(Items from a dataset)
+---+
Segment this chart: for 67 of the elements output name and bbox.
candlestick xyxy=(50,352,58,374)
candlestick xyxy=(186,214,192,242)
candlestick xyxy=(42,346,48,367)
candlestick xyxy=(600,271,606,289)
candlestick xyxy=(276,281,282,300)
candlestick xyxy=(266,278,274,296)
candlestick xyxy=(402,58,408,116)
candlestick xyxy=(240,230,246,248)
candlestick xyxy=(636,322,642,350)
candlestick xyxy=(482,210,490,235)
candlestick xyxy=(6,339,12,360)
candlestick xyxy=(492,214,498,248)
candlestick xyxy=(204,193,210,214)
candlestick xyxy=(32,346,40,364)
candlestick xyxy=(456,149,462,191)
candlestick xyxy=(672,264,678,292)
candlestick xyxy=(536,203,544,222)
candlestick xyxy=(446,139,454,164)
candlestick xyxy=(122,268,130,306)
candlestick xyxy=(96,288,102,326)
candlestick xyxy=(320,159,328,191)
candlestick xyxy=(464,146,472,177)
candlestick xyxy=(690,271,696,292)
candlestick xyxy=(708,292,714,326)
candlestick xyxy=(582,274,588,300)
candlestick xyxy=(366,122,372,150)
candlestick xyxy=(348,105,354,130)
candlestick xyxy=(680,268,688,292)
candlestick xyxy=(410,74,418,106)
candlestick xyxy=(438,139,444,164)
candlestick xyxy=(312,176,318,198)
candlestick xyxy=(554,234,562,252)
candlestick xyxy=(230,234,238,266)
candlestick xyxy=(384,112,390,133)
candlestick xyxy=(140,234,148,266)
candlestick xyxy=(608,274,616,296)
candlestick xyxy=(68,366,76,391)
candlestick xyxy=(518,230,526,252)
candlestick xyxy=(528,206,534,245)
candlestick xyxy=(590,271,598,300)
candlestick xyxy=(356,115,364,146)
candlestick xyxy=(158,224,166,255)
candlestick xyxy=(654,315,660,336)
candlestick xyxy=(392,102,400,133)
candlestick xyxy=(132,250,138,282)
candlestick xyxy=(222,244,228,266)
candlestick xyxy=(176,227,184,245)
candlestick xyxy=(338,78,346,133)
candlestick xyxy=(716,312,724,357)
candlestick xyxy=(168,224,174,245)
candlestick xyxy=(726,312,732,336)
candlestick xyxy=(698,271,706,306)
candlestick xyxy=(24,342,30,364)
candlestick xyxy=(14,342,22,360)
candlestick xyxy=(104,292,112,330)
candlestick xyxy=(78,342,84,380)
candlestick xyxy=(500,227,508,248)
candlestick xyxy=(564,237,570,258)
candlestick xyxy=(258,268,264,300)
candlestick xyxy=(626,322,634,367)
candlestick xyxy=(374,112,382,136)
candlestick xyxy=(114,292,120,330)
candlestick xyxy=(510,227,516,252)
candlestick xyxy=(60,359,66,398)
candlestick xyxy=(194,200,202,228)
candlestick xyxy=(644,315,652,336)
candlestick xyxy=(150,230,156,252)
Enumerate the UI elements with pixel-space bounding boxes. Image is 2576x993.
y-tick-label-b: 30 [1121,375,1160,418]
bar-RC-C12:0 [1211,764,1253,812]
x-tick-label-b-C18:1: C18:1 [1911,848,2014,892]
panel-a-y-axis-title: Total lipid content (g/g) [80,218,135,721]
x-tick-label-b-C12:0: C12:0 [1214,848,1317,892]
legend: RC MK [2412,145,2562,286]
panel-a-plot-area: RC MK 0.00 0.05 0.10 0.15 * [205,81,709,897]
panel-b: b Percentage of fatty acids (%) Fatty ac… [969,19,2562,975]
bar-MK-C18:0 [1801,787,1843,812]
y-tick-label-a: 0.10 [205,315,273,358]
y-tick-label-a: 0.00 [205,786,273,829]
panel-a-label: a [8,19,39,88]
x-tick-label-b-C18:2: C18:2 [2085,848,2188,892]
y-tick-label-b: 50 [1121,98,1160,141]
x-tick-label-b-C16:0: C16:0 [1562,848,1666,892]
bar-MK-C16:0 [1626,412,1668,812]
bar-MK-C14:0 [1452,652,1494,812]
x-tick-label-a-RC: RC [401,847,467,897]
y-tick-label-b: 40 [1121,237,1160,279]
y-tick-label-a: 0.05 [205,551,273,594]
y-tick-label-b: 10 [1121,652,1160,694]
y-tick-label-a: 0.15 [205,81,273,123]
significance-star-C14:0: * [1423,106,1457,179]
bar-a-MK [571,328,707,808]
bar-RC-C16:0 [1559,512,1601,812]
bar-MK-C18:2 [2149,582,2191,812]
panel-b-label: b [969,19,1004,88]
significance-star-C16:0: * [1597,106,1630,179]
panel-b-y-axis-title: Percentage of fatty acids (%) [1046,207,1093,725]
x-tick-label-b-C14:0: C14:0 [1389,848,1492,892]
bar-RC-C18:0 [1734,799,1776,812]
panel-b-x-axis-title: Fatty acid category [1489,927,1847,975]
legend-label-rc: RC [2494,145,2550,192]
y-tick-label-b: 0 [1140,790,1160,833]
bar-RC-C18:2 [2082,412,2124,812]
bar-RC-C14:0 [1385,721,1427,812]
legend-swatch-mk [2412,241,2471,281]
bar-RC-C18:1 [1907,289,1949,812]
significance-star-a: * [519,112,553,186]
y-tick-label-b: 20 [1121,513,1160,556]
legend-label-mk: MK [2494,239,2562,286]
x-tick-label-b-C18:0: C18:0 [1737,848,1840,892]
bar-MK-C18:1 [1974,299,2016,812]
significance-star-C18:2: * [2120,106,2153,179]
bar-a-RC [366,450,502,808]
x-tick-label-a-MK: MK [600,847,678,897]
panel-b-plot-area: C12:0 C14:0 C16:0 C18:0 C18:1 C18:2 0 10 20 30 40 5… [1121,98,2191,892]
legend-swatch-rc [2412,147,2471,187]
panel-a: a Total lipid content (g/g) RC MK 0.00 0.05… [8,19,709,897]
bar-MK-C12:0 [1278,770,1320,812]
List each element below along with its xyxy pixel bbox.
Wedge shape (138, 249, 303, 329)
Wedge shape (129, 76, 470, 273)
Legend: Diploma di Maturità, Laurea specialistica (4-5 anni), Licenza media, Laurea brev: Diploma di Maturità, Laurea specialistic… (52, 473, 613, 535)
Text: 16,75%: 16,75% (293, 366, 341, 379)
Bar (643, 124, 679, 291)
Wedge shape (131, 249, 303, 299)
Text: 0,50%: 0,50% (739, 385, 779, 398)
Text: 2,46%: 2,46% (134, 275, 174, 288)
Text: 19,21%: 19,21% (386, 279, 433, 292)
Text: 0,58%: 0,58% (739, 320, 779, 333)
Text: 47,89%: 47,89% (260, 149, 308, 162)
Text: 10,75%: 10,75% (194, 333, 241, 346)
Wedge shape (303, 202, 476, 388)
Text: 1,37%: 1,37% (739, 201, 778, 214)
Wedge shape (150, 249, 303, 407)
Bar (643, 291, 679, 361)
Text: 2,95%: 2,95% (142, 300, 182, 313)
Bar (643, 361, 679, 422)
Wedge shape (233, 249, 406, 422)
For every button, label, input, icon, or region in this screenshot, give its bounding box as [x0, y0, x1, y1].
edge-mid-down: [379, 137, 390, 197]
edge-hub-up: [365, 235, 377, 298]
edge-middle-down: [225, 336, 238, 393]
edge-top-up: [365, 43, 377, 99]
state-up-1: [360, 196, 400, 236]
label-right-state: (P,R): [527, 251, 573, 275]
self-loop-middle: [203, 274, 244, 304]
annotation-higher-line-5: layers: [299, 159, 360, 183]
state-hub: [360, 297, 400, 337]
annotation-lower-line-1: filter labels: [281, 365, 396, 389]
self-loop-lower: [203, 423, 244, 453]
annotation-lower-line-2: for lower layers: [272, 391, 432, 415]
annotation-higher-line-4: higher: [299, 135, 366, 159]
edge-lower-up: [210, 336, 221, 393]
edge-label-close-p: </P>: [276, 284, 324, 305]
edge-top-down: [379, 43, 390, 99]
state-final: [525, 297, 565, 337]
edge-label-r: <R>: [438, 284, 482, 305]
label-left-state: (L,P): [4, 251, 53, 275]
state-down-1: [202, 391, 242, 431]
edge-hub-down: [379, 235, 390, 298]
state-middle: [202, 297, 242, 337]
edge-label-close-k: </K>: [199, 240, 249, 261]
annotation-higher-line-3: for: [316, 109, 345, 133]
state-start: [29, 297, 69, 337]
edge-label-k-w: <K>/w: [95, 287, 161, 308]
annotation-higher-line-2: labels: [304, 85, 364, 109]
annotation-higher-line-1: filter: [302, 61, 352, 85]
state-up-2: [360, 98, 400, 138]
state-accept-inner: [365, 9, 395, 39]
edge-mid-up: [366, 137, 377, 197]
+---+
> **EXERCISE AIM**
Print the lines of the listing verbatim, starting at its very first line and ending at the line that contains "candlestick xyxy=(78,342,84,380)", with both of these lines included.

> **ANSWER TO THIS PROBLEM**
Segment this chart: for 67 of the elements output name and bbox.
candlestick xyxy=(50,352,58,374)
candlestick xyxy=(186,214,192,242)
candlestick xyxy=(42,346,48,367)
candlestick xyxy=(600,271,606,289)
candlestick xyxy=(276,281,282,300)
candlestick xyxy=(266,278,274,296)
candlestick xyxy=(402,58,408,116)
candlestick xyxy=(240,230,246,248)
candlestick xyxy=(636,322,642,350)
candlestick xyxy=(482,210,490,235)
candlestick xyxy=(6,339,12,360)
candlestick xyxy=(492,214,498,248)
candlestick xyxy=(204,193,210,214)
candlestick xyxy=(32,346,40,364)
candlestick xyxy=(456,149,462,191)
candlestick xyxy=(672,264,678,292)
candlestick xyxy=(536,203,544,222)
candlestick xyxy=(446,139,454,164)
candlestick xyxy=(122,268,130,306)
candlestick xyxy=(96,288,102,326)
candlestick xyxy=(320,159,328,191)
candlestick xyxy=(464,146,472,177)
candlestick xyxy=(690,271,696,292)
candlestick xyxy=(708,292,714,326)
candlestick xyxy=(582,274,588,300)
candlestick xyxy=(366,122,372,150)
candlestick xyxy=(348,105,354,130)
candlestick xyxy=(680,268,688,292)
candlestick xyxy=(410,74,418,106)
candlestick xyxy=(438,139,444,164)
candlestick xyxy=(312,176,318,198)
candlestick xyxy=(554,234,562,252)
candlestick xyxy=(230,234,238,266)
candlestick xyxy=(384,112,390,133)
candlestick xyxy=(140,234,148,266)
candlestick xyxy=(608,274,616,296)
candlestick xyxy=(68,366,76,391)
candlestick xyxy=(518,230,526,252)
candlestick xyxy=(528,206,534,245)
candlestick xyxy=(590,271,598,300)
candlestick xyxy=(356,115,364,146)
candlestick xyxy=(158,224,166,255)
candlestick xyxy=(654,315,660,336)
candlestick xyxy=(392,102,400,133)
candlestick xyxy=(132,250,138,282)
candlestick xyxy=(222,244,228,266)
candlestick xyxy=(176,227,184,245)
candlestick xyxy=(338,78,346,133)
candlestick xyxy=(716,312,724,357)
candlestick xyxy=(168,224,174,245)
candlestick xyxy=(726,312,732,336)
candlestick xyxy=(698,271,706,306)
candlestick xyxy=(24,342,30,364)
candlestick xyxy=(14,342,22,360)
candlestick xyxy=(104,292,112,330)
candlestick xyxy=(78,342,84,380)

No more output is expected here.